**DATA PROVIDED**
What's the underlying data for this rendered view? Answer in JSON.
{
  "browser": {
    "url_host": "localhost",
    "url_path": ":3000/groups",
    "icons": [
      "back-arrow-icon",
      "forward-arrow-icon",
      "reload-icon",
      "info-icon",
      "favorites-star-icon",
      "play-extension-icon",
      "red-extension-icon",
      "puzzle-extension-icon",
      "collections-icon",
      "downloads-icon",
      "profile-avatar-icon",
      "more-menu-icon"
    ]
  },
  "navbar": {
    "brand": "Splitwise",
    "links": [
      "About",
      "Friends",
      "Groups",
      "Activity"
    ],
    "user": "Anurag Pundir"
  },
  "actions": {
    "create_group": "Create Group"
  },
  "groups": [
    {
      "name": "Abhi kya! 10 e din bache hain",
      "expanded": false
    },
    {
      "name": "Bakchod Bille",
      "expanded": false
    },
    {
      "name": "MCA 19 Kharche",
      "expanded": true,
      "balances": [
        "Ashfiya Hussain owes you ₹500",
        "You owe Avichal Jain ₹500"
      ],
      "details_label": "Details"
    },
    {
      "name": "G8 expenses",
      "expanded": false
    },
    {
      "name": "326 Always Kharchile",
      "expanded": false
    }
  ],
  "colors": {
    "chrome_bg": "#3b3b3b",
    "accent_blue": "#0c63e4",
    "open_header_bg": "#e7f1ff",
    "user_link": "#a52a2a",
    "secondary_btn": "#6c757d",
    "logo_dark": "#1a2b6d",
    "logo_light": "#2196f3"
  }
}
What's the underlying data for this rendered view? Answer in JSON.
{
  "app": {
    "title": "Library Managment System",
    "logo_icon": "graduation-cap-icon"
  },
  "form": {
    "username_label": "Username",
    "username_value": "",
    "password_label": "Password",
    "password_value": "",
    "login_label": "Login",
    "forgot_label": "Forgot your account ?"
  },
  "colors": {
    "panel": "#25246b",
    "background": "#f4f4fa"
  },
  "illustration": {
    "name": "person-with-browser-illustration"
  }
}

**AIM**
Give the data again, exactly as it stands.

**OUTPUT BELOW**
What's the underlying data for this rendered view? Answer in JSON.
{
  "browser": {
    "url_host": "localhost",
    "url_path": ":3000/groups",
    "icons": [
      "back-arrow-icon",
      "forward-arrow-icon",
      "reload-icon",
      "info-icon",
      "favorites-star-icon",
      "play-extension-icon",
      "red-extension-icon",
      "puzzle-extension-icon",
      "collections-icon",
      "downloads-icon",
      "profile-avatar-icon",
      "more-menu-icon"
    ]
  },
  "navbar": {
    "brand": "Splitwise",
    "links": [
      "About",
      "Friends",
      "Groups",
      "Activity"
    ],
    "user": "Anurag Pundir"
  },
  "actions": {
    "create_group": "Create Group"
  },
  "groups": [
    {
      "name": "Abhi kya! 10 e din bache hain",
      "expanded": false
    },
    {
      "name": "Bakchod Bille",
      "expanded": false
    },
    {
      "name": "MCA 19 Kharche",
      "expanded": true,
      "balances": [
        "Ashfiya Hussain owes you ₹500",
        "You owe Avichal Jain ₹500"
      ],
      "details_label": "Details"
    },
    {
      "name": "G8 expenses",
      "expanded": false
    },
    {
      "name": "326 Always Kharchile",
      "expanded": false
    }
  ],
  "colors": {
    "chrome_bg": "#3b3b3b",
    "accent_blue": "#0c63e4",
    "open_header_bg": "#e7f1ff",
    "user_link": "#a52a2a",
    "secondary_btn": "#6c757d",
    "logo_dark": "#1a2b6d",
    "logo_light": "#2196f3"
  }
}
What's the underlying data for this rendered view? Answer in JSON.
{
  "app": {
    "title": "Library Managment System",
    "logo_icon": "graduation-cap-icon"
  },
  "form": {
    "username_label": "Username",
    "username_value": "",
    "password_label": "Password",
    "password_value": "",
    "login_label": "Login",
    "forgot_label": "Forgot your account ?"
  },
  "colors": {
    "panel": "#25246b",
    "background": "#f4f4fa"
  },
  "illustration": {
    "name": "person-with-browser-illustration"
  }
}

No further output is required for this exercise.